== INSTRUCTIONS TO FOLLOW ==
Gather each line containing the string "party" from these entries.

* start RECORD EXTRACTS *

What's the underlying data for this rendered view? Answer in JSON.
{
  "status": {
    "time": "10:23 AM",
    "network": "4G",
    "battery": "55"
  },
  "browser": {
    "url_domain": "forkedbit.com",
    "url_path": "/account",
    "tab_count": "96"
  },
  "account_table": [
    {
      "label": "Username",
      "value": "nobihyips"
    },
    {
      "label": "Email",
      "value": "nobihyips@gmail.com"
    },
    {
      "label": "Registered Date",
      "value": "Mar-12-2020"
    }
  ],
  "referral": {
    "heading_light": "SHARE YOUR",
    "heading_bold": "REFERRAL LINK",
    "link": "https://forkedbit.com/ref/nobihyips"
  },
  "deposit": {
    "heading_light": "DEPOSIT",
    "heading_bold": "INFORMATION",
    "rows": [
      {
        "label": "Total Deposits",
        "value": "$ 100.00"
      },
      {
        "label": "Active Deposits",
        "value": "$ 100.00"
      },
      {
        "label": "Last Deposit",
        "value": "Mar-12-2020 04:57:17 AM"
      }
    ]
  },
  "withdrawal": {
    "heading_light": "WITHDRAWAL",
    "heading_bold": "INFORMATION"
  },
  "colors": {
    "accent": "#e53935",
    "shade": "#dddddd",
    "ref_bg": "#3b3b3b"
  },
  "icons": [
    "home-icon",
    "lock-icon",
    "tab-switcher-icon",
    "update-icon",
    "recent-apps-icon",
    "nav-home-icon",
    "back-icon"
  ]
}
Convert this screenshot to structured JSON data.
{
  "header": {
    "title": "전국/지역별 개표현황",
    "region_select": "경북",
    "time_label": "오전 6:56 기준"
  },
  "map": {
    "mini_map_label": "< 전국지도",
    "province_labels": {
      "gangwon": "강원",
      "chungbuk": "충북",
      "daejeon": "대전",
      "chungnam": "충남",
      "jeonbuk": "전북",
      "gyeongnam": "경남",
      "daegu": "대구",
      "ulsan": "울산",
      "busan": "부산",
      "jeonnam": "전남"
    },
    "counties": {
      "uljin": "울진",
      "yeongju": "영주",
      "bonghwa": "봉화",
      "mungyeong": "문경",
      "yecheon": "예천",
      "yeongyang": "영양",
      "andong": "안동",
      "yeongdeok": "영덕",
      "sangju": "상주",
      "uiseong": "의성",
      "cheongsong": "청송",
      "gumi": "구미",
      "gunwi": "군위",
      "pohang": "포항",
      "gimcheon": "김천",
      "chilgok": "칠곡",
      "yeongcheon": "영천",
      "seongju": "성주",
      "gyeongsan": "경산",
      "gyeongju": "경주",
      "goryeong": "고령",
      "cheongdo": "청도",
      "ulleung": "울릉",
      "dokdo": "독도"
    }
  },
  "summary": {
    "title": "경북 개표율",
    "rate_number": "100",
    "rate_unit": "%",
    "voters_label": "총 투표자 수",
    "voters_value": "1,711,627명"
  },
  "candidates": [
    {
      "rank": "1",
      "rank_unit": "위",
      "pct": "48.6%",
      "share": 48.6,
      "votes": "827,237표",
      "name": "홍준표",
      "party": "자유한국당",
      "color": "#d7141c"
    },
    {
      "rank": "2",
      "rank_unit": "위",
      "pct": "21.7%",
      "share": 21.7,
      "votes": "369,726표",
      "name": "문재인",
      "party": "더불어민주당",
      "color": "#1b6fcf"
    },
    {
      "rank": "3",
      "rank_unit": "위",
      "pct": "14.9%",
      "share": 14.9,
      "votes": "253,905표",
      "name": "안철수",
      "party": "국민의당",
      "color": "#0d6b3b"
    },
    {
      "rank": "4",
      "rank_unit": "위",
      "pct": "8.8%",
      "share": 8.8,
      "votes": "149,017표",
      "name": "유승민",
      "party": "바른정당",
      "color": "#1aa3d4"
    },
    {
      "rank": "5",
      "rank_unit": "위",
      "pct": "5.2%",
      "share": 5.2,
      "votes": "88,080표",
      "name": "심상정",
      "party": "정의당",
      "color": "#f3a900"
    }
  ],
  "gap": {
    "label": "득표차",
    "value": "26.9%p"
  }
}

* end RECORD EXTRACTS *

== COMPLETED TASK ==
      "party": "자유한국당",
      "party": "더불어민주당",
      "party": "국민의당",
      "party": "바른정당",
      "party": "정의당",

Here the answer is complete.